**Information given:**
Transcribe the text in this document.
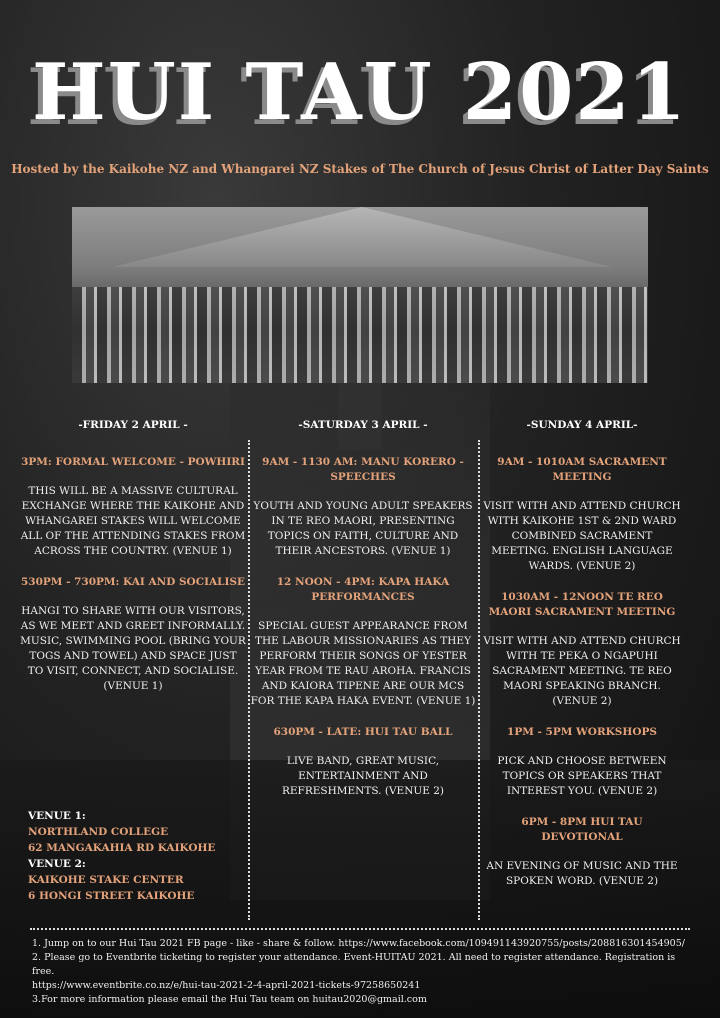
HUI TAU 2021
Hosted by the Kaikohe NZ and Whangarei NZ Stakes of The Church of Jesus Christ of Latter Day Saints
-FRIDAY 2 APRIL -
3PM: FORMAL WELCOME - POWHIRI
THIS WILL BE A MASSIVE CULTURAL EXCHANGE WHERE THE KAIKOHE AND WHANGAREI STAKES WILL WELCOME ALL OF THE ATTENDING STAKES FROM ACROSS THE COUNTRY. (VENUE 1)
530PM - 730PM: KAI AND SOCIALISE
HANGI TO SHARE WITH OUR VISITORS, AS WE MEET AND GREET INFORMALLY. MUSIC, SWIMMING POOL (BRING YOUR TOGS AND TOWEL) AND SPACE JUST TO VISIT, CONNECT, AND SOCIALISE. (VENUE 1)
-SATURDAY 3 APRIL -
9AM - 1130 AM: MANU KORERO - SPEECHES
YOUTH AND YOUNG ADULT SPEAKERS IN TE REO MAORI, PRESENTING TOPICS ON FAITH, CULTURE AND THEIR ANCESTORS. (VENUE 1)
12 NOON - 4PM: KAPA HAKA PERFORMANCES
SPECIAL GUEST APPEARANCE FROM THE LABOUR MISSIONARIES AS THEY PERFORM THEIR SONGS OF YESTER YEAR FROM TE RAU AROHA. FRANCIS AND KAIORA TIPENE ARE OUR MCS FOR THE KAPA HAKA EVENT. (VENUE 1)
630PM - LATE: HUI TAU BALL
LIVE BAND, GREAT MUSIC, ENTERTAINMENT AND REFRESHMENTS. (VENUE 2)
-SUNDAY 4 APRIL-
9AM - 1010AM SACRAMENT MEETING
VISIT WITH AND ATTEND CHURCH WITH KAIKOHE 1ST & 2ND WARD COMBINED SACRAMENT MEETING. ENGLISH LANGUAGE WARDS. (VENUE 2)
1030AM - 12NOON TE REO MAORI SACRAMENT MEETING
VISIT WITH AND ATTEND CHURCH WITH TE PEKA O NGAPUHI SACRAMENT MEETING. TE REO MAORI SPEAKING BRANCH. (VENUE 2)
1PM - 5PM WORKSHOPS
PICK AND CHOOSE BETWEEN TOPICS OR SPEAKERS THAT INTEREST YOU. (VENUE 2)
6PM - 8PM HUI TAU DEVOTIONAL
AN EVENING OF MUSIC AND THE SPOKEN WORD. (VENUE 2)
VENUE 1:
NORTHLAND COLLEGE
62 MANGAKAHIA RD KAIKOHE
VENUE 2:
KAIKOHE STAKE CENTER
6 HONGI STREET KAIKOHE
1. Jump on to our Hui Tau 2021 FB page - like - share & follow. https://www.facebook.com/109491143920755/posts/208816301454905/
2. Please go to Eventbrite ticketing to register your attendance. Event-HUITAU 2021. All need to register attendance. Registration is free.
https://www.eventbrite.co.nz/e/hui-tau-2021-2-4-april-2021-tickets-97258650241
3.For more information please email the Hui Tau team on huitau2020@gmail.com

**Task prompt:**
Copy out all lines that carry the word "SPEAKERS".

**Worked answer:**
YOUTH AND YOUNG ADULT SPEAKERS IN TE REO MAORI, PRESENTING TOPICS ON FAITH, CULTURE AND THEIR ANCESTORS. (VENUE 1)
PICK AND CHOOSE BETWEEN TOPICS OR SPEAKERS THAT INTEREST YOU. (VENUE 2)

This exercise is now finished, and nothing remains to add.